EXERCISE PROMPT
Your job is to restate each entry word for word.

Entries from a dataset:
* * *

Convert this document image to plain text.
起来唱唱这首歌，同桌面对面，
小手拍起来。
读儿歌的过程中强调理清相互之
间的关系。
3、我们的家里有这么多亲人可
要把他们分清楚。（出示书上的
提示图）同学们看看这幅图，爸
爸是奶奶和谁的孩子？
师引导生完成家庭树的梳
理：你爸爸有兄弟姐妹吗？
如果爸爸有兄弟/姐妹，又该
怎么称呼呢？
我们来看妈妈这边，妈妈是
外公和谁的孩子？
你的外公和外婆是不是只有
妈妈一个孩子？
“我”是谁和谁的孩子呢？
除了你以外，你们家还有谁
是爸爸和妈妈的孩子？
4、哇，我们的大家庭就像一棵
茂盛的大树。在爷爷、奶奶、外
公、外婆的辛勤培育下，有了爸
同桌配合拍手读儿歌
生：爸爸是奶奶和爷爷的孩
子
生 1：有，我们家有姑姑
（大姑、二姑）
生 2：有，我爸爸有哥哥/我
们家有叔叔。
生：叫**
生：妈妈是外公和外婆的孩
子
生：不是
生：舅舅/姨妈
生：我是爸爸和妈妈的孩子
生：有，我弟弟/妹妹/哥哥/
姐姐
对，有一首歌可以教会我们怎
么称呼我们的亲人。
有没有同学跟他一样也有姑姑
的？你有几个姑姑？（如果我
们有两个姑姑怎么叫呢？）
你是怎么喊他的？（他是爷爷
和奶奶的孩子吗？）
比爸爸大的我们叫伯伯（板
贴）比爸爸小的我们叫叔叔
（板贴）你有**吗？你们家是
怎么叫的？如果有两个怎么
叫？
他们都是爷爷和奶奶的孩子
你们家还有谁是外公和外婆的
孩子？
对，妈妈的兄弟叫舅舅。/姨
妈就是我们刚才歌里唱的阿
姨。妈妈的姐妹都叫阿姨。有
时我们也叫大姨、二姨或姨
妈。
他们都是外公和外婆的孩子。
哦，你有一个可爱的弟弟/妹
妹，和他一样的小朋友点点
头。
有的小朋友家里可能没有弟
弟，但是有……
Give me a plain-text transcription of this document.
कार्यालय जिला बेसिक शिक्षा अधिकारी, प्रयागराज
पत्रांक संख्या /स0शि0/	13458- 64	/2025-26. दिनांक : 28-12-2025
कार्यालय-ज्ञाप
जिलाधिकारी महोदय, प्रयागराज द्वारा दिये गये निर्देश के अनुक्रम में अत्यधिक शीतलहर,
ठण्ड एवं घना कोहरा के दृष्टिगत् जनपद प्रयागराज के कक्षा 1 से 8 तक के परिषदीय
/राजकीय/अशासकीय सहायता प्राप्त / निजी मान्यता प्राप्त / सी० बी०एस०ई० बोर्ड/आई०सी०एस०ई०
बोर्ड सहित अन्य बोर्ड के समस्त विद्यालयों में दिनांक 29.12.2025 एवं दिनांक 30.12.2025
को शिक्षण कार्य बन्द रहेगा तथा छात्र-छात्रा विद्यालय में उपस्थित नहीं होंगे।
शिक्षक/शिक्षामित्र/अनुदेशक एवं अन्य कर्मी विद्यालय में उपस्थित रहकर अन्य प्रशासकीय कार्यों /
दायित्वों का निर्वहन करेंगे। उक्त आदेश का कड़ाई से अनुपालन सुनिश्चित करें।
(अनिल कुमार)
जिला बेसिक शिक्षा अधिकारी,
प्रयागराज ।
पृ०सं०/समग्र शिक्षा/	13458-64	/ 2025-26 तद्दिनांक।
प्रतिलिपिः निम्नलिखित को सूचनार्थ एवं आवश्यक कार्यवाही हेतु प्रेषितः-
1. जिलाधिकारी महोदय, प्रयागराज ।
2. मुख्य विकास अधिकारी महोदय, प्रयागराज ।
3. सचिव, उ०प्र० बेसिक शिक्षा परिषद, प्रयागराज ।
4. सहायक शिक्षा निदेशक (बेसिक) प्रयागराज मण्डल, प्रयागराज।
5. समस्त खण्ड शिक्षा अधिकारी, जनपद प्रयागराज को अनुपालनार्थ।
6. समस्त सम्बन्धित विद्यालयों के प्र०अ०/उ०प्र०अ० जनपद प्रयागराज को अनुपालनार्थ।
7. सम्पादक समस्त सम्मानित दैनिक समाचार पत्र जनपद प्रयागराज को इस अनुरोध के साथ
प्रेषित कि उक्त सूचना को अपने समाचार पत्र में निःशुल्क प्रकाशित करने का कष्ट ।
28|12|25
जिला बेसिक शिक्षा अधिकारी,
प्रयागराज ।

* * *

OUTPUT OF THE EXERCISE
Convert this document image to plain text.
起来唱唱这首歌，同桌面对面，
小手拍起来。
读儿歌的过程中强调理清相互之
间的关系。
3、我们的家里有这么多亲人可
要把他们分清楚。（出示书上的
提示图）同学们看看这幅图，爸
爸是奶奶和谁的孩子？
师引导生完成家庭树的梳
理：你爸爸有兄弟姐妹吗？
如果爸爸有兄弟/姐妹，又该
怎么称呼呢？
我们来看妈妈这边，妈妈是
外公和谁的孩子？
你的外公和外婆是不是只有
妈妈一个孩子？
“我”是谁和谁的孩子呢？
除了你以外，你们家还有谁
是爸爸和妈妈的孩子？
4、哇，我们的大家庭就像一棵
茂盛的大树。在爷爷、奶奶、外
公、外婆的辛勤培育下，有了爸
同桌配合拍手读儿歌
生：爸爸是奶奶和爷爷的孩
子
生 1：有，我们家有姑姑
（大姑、二姑）
生 2：有，我爸爸有哥哥/我
们家有叔叔。
生：叫**
生：妈妈是外公和外婆的孩
子
生：不是
生：舅舅/姨妈
生：我是爸爸和妈妈的孩子
生：有，我弟弟/妹妹/哥哥/
姐姐
对，有一首歌可以教会我们怎
么称呼我们的亲人。
有没有同学跟他一样也有姑姑
的？你有几个姑姑？（如果我
们有两个姑姑怎么叫呢？）
你是怎么喊他的？（他是爷爷
和奶奶的孩子吗？）
比爸爸大的我们叫伯伯（板
贴）比爸爸小的我们叫叔叔
（板贴）你有**吗？你们家是
怎么叫的？如果有两个怎么
叫？
他们都是爷爷和奶奶的孩子
你们家还有谁是外公和外婆的
孩子？
对，妈妈的兄弟叫舅舅。/姨
妈就是我们刚才歌里唱的阿
姨。妈妈的姐妹都叫阿姨。有
时我们也叫大姨、二姨或姨
妈。
他们都是外公和外婆的孩子。
哦，你有一个可爱的弟弟/妹
妹，和他一样的小朋友点点
头。
有的小朋友家里可能没有弟
弟，但是有……
Give me a plain-text transcription of this document.
कार्यालय जिला बेसिक शिक्षा अधिकारी, प्रयागराज
पत्रांक संख्या /स0शि0/	13458- 64	/2025-26. दिनांक : 28-12-2025
कार्यालय-ज्ञाप
जिलाधिकारी महोदय, प्रयागराज द्वारा दिये गये निर्देश के अनुक्रम में अत्यधिक शीतलहर,
ठण्ड एवं घना कोहरा के दृष्टिगत् जनपद प्रयागराज के कक्षा 1 से 8 तक के परिषदीय
/राजकीय/अशासकीय सहायता प्राप्त / निजी मान्यता प्राप्त / सी० बी०एस०ई० बोर्ड/आई०सी०एस०ई०
बोर्ड सहित अन्य बोर्ड के समस्त विद्यालयों में दिनांक 29.12.2025 एवं दिनांक 30.12.2025
को शिक्षण कार्य बन्द रहेगा तथा छात्र-छात्रा विद्यालय में उपस्थित नहीं होंगे।
शिक्षक/शिक्षामित्र/अनुदेशक एवं अन्य कर्मी विद्यालय में उपस्थित रहकर अन्य प्रशासकीय कार्यों /
दायित्वों का निर्वहन करेंगे। उक्त आदेश का कड़ाई से अनुपालन सुनिश्चित करें।
(अनिल कुमार)
जिला बेसिक शिक्षा अधिकारी,
प्रयागराज ।
पृ०सं०/समग्र शिक्षा/	13458-64	/ 2025-26 तद्दिनांक।
प्रतिलिपिः निम्नलिखित को सूचनार्थ एवं आवश्यक कार्यवाही हेतु प्रेषितः-
1. जिलाधिकारी महोदय, प्रयागराज ।
2. मुख्य विकास अधिकारी महोदय, प्रयागराज ।
3. सचिव, उ०प्र० बेसिक शिक्षा परिषद, प्रयागराज ।
4. सहायक शिक्षा निदेशक (बेसिक) प्रयागराज मण्डल, प्रयागराज।
5. समस्त खण्ड शिक्षा अधिकारी, जनपद प्रयागराज को अनुपालनार्थ।
6. समस्त सम्बन्धित विद्यालयों के प्र०अ०/उ०प्र०अ० जनपद प्रयागराज को अनुपालनार्थ।
7. सम्पादक समस्त सम्मानित दैनिक समाचार पत्र जनपद प्रयागराज को इस अनुरोध के साथ
प्रेषित कि उक्त सूचना को अपने समाचार पत्र में निःशुल्क प्रकाशित करने का कष्ट ।
28|12|25
जिला बेसिक शिक्षा अधिकारी,
प्रयागराज ।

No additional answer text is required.